====== The data ======

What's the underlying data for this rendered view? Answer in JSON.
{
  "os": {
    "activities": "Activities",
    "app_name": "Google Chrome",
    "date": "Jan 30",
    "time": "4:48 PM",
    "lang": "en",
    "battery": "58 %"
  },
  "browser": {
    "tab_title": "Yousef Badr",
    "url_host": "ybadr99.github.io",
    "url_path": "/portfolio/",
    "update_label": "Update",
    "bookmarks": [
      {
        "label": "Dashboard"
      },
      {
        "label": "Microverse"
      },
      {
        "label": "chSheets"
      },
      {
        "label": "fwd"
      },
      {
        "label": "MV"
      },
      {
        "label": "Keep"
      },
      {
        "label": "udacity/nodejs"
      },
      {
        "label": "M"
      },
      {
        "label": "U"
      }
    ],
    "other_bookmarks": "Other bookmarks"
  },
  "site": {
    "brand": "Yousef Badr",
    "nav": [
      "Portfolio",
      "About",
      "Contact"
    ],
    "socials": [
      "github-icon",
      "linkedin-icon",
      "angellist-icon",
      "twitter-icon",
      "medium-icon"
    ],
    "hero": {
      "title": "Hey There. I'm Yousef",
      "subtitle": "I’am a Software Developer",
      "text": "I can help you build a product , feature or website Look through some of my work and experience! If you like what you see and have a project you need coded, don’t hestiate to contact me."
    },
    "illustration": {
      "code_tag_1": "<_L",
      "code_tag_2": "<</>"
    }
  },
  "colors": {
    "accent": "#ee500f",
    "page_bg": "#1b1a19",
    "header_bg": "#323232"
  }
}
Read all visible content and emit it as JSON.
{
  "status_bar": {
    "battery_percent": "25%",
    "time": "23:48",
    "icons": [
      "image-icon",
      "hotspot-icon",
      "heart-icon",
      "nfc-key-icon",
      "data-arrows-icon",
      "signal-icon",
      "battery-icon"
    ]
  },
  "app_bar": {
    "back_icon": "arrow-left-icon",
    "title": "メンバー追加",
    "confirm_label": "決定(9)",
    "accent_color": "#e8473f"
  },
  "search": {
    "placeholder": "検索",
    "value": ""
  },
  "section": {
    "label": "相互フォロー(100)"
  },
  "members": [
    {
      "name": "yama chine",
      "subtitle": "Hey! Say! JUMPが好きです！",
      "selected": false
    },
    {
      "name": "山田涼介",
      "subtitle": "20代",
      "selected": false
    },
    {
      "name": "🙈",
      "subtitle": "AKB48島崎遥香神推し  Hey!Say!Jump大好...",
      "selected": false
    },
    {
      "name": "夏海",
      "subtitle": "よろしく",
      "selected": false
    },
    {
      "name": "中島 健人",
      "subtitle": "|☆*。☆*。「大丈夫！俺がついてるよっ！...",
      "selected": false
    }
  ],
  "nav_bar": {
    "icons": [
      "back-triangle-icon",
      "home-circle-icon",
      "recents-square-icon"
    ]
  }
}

======

Could you quote the material above in full, exactly as it stands?

• Answer below:
What's the underlying data for this rendered view? Answer in JSON.
{
  "os": {
    "activities": "Activities",
    "app_name": "Google Chrome",
    "date": "Jan 30",
    "time": "4:48 PM",
    "lang": "en",
    "battery": "58 %"
  },
  "browser": {
    "tab_title": "Yousef Badr",
    "url_host": "ybadr99.github.io",
    "url_path": "/portfolio/",
    "update_label": "Update",
    "bookmarks": [
      {
        "label": "Dashboard"
      },
      {
        "label": "Microverse"
      },
      {
        "label": "chSheets"
      },
      {
        "label": "fwd"
      },
      {
        "label": "MV"
      },
      {
        "label": "Keep"
      },
      {
        "label": "udacity/nodejs"
      },
      {
        "label": "M"
      },
      {
        "label": "U"
      }
    ],
    "other_bookmarks": "Other bookmarks"
  },
  "site": {
    "brand": "Yousef Badr",
    "nav": [
      "Portfolio",
      "About",
      "Contact"
    ],
    "socials": [
      "github-icon",
      "linkedin-icon",
      "angellist-icon",
      "twitter-icon",
      "medium-icon"
    ],
    "hero": {
      "title": "Hey There. I'm Yousef",
      "subtitle": "I’am a Software Developer",
      "text": "I can help you build a product , feature or website Look through some of my work and experience! If you like what you see and have a project you need coded, don’t hestiate to contact me."
    },
    "illustration": {
      "code_tag_1": "<_L",
      "code_tag_2": "<</>"
    }
  },
  "colors": {
    "accent": "#ee500f",
    "page_bg": "#1b1a19",
    "header_bg": "#323232"
  }
}
Read all visible content and emit it as JSON.
{
  "status_bar": {
    "battery_percent": "25%",
    "time": "23:48",
    "icons": [
      "image-icon",
      "hotspot-icon",
      "heart-icon",
      "nfc-key-icon",
      "data-arrows-icon",
      "signal-icon",
      "battery-icon"
    ]
  },
  "app_bar": {
    "back_icon": "arrow-left-icon",
    "title": "メンバー追加",
    "confirm_label": "決定(9)",
    "accent_color": "#e8473f"
  },
  "search": {
    "placeholder": "検索",
    "value": ""
  },
  "section": {
    "label": "相互フォロー(100)"
  },
  "members": [
    {
      "name": "yama chine",
      "subtitle": "Hey! Say! JUMPが好きです！",
      "selected": false
    },
    {
      "name": "山田涼介",
      "subtitle": "20代",
      "selected": false
    },
    {
      "name": "🙈",
      "subtitle": "AKB48島崎遥香神推し  Hey!Say!Jump大好...",
      "selected": false
    },
    {
      "name": "夏海",
      "subtitle": "よろしく",
      "selected": false
    },
    {
      "name": "中島 健人",
      "subtitle": "|☆*。☆*。「大丈夫！俺がついてるよっ！...",
      "selected": false
    }
  ],
  "nav_bar": {
    "icons": [
      "back-triangle-icon",
      "home-circle-icon",
      "recents-square-icon"
    ]
  }
}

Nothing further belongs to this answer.